## RECORDS PROVIDED

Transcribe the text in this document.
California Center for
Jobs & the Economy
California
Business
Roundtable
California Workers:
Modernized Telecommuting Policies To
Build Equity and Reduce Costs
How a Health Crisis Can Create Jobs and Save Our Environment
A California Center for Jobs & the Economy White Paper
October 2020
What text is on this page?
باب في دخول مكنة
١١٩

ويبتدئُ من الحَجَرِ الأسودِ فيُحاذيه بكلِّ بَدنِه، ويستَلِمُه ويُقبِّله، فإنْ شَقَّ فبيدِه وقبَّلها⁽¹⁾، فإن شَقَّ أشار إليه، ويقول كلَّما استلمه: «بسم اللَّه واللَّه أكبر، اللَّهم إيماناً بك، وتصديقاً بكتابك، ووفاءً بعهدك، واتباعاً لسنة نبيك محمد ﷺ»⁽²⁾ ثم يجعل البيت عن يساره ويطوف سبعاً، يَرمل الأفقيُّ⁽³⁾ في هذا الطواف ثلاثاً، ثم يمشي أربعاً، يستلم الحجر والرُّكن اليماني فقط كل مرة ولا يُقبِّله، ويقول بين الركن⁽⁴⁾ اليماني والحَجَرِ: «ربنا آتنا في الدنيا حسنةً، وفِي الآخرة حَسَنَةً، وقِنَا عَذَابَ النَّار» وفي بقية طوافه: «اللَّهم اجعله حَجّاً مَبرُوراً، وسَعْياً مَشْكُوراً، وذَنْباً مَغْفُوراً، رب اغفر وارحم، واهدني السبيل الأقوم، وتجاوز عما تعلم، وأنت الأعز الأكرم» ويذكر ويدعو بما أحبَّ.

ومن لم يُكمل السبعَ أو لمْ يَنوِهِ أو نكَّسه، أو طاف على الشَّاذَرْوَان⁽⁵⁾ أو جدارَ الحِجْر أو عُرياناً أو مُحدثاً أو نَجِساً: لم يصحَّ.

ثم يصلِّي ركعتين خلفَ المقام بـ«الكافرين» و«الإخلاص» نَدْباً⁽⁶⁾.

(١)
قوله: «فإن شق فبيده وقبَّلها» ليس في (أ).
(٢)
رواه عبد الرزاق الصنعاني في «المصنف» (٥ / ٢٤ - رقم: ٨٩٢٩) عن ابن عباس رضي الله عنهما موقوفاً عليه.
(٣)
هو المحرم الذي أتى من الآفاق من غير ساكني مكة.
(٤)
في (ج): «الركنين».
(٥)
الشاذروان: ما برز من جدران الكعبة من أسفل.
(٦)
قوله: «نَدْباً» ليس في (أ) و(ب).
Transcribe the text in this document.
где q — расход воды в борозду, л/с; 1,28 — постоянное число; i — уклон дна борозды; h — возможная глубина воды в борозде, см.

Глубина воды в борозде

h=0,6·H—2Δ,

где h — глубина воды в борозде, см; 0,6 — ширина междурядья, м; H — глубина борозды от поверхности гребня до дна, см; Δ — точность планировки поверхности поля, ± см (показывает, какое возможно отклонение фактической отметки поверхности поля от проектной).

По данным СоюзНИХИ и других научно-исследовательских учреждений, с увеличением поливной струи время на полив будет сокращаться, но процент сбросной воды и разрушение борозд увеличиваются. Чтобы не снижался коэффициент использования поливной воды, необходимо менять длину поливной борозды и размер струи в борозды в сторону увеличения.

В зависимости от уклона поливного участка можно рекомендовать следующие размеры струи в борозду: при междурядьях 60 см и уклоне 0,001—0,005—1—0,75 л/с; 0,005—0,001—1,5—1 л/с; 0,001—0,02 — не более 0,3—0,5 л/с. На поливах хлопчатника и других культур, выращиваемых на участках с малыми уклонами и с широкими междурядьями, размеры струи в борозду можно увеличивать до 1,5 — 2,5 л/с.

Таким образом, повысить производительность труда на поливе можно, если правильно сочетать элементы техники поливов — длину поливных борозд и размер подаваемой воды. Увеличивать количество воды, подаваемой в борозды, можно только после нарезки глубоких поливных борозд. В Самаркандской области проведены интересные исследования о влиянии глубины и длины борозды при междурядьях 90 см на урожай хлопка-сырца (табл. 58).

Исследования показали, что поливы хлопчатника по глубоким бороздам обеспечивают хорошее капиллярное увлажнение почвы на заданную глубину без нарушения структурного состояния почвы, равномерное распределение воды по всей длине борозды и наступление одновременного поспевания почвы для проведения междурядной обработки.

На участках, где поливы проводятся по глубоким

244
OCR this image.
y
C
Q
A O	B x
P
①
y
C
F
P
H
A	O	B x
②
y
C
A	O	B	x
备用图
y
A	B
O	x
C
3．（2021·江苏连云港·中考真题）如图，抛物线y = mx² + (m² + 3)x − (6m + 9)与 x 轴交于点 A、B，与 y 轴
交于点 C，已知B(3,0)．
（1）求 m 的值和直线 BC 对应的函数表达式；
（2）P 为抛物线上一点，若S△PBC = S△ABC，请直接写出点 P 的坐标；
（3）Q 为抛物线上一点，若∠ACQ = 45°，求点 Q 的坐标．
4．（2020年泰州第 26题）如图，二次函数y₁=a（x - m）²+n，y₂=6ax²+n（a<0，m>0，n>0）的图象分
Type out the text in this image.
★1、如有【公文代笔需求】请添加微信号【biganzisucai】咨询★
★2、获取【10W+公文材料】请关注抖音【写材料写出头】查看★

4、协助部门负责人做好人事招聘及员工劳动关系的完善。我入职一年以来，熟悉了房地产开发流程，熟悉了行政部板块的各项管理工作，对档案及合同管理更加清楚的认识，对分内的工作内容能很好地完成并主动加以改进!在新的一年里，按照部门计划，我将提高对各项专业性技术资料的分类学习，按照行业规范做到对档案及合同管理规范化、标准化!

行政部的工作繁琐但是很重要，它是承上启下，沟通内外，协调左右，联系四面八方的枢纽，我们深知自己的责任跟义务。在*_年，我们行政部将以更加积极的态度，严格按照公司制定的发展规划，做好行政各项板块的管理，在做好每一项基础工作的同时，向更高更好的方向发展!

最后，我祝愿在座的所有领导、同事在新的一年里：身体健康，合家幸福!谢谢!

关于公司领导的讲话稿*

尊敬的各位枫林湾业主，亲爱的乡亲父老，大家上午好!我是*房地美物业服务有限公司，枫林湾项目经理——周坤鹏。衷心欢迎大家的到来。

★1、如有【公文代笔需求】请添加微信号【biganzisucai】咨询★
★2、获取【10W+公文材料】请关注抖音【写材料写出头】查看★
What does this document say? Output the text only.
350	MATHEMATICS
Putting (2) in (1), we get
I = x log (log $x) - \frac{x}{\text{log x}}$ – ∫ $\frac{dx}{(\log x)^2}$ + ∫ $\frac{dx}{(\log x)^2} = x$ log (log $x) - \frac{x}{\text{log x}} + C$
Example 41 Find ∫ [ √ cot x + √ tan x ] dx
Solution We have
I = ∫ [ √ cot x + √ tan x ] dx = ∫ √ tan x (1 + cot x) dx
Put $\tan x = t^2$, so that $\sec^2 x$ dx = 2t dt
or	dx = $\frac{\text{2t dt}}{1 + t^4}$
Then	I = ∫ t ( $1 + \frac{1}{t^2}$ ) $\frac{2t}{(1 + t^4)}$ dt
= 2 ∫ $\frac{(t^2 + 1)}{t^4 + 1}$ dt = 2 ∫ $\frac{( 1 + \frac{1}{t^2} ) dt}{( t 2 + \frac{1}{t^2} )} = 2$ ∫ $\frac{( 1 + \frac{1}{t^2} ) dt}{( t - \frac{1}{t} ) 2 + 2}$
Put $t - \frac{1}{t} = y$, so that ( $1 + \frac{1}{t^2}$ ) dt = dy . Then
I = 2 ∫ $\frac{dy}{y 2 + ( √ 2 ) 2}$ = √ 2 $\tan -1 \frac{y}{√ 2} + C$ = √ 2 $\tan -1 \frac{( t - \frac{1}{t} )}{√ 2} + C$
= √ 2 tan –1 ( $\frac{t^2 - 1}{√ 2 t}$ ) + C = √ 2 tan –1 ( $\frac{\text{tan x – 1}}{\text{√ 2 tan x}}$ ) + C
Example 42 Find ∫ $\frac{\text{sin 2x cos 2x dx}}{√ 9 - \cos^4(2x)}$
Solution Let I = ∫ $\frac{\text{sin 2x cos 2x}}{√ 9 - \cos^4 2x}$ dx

## EXERCISE DIRECTIONS
Extract every line containing the string "Economy" from the data above.

## FINISHED ANSWER
Jobs & the Economy
A California Center for Jobs & the Economy White Paper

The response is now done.